··· DATA FOR THE TASK

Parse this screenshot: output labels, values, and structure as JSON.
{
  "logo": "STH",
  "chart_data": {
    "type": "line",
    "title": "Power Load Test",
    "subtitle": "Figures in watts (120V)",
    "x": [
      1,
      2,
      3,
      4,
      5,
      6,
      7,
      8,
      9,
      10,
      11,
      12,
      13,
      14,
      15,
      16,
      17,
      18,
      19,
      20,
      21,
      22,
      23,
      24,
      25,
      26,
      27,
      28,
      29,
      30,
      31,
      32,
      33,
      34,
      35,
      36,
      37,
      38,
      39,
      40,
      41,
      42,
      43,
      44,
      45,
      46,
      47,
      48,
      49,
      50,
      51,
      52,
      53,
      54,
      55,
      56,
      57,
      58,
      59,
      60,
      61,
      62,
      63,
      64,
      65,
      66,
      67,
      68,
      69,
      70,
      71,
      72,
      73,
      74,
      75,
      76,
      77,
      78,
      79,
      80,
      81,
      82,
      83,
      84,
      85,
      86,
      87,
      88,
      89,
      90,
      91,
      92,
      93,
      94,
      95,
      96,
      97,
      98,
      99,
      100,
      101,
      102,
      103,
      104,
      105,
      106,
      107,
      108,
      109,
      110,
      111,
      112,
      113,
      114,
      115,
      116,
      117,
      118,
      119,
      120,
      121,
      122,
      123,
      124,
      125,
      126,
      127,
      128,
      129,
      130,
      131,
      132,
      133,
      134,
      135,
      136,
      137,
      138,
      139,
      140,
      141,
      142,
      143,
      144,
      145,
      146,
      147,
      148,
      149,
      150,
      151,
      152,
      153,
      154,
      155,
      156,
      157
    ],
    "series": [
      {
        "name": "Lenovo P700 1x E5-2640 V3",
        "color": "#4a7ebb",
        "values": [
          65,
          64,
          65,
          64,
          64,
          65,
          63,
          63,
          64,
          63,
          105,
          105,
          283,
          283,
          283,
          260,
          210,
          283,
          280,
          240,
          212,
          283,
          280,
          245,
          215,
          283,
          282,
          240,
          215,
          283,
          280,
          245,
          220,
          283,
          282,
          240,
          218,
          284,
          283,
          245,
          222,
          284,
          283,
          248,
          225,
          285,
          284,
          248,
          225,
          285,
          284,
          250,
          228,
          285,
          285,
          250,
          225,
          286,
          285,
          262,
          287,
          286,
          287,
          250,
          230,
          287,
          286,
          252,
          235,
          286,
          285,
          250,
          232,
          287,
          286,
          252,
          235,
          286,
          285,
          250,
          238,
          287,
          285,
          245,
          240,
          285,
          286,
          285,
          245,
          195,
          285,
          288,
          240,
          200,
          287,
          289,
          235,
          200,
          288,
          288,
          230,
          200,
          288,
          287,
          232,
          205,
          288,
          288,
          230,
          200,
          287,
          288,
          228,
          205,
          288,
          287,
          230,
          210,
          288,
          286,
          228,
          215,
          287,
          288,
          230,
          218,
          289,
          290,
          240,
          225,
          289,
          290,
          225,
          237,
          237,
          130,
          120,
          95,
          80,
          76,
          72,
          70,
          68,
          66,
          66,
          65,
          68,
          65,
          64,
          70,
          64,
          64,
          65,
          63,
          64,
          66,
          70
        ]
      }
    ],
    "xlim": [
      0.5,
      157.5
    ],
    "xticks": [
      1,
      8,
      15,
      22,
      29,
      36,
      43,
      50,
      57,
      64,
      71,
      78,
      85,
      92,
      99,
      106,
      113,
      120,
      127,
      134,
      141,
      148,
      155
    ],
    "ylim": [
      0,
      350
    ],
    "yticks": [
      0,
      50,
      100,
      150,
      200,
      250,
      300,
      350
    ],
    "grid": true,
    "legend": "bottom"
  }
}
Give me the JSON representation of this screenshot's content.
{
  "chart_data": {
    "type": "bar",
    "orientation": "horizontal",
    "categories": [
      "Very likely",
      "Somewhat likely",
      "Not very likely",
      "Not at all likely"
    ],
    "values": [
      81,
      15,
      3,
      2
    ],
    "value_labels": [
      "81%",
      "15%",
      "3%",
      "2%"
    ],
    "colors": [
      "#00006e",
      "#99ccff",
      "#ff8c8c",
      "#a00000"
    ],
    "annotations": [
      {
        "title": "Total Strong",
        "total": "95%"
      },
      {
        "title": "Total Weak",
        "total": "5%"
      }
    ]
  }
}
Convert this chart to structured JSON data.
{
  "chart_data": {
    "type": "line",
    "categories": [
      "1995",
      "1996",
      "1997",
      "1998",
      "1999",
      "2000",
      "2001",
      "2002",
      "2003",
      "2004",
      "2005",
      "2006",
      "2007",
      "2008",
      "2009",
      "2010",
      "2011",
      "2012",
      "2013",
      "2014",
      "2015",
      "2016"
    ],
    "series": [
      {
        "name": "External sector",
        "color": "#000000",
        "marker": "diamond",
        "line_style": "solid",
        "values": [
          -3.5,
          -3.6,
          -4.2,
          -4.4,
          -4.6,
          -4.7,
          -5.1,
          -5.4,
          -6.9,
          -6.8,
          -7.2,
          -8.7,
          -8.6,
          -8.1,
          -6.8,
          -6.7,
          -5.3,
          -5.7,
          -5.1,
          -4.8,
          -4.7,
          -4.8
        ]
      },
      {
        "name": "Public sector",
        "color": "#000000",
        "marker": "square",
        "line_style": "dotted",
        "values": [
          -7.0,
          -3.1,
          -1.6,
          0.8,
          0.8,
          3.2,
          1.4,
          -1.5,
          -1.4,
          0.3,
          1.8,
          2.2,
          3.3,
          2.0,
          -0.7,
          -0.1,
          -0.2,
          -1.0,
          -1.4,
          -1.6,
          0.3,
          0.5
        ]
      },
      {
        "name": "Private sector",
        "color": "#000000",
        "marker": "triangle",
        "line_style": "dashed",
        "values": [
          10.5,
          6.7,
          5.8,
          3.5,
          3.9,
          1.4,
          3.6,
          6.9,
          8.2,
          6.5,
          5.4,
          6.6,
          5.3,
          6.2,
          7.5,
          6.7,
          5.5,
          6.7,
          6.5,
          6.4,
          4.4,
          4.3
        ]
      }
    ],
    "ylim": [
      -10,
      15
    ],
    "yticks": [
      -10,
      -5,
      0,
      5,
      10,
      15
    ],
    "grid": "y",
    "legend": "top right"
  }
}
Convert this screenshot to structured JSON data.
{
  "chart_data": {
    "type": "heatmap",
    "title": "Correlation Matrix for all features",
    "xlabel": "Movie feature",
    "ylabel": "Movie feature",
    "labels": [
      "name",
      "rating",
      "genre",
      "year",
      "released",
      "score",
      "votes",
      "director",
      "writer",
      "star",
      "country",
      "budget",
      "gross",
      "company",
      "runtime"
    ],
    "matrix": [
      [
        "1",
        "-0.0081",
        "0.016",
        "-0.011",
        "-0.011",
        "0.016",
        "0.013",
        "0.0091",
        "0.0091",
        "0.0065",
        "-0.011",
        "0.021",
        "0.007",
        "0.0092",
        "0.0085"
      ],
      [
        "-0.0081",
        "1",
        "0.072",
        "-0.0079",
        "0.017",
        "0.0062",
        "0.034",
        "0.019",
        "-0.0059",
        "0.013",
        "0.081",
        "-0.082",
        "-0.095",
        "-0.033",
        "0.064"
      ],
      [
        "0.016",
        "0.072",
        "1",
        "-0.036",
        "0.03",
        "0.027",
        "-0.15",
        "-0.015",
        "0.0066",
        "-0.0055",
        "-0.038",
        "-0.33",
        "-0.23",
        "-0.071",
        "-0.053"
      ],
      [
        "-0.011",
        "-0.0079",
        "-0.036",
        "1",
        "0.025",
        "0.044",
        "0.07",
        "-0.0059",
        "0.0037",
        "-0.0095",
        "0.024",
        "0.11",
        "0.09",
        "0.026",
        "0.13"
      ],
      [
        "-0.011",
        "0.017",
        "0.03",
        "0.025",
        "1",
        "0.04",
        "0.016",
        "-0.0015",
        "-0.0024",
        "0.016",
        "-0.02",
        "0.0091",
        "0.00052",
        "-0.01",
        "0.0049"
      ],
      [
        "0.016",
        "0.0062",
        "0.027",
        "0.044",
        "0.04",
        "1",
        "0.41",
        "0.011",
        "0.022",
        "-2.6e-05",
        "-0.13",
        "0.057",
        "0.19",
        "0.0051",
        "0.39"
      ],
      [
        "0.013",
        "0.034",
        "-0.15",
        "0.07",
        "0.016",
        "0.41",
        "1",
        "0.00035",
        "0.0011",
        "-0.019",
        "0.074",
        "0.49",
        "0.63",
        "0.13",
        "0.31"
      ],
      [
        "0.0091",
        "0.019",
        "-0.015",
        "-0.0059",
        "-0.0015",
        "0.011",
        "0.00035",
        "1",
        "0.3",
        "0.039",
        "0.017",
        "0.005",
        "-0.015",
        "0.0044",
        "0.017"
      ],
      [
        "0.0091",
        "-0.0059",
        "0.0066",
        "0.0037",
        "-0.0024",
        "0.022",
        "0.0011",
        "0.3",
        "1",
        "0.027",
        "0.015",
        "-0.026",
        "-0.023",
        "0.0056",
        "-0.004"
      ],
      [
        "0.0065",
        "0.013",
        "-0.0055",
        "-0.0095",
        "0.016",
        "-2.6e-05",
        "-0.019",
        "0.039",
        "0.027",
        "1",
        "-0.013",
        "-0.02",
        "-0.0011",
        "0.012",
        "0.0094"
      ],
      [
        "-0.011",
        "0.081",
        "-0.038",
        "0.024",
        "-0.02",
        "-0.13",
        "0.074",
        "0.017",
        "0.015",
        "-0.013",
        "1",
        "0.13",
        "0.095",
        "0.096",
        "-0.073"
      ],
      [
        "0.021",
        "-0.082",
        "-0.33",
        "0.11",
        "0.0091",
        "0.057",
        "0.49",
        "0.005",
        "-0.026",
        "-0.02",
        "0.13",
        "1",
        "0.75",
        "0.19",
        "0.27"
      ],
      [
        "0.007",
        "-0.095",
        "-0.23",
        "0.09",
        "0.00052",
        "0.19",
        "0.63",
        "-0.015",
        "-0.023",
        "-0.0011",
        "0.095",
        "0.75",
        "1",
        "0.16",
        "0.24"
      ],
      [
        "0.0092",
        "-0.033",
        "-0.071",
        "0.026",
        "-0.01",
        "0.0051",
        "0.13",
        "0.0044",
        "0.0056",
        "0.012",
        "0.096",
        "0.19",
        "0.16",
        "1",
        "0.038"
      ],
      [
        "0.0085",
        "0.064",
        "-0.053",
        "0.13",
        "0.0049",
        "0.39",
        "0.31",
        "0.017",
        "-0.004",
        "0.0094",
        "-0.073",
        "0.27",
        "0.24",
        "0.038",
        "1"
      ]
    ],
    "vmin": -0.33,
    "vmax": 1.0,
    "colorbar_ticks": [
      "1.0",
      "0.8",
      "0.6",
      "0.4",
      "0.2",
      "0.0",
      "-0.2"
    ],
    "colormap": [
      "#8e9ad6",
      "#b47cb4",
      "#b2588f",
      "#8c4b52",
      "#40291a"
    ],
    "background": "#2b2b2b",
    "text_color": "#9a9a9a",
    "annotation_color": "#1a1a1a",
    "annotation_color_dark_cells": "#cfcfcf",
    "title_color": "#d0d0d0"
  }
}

······

* _OBJECTIVE_: Find the lines above holding the word "JSON" and show them.

* _WRITTEN REPLY_:
Parse this screenshot: output labels, values, and structure as JSON.
Give me the JSON representation of this screenshot's content.
Convert this chart to structured JSON data.
Convert this screenshot to structured JSON data.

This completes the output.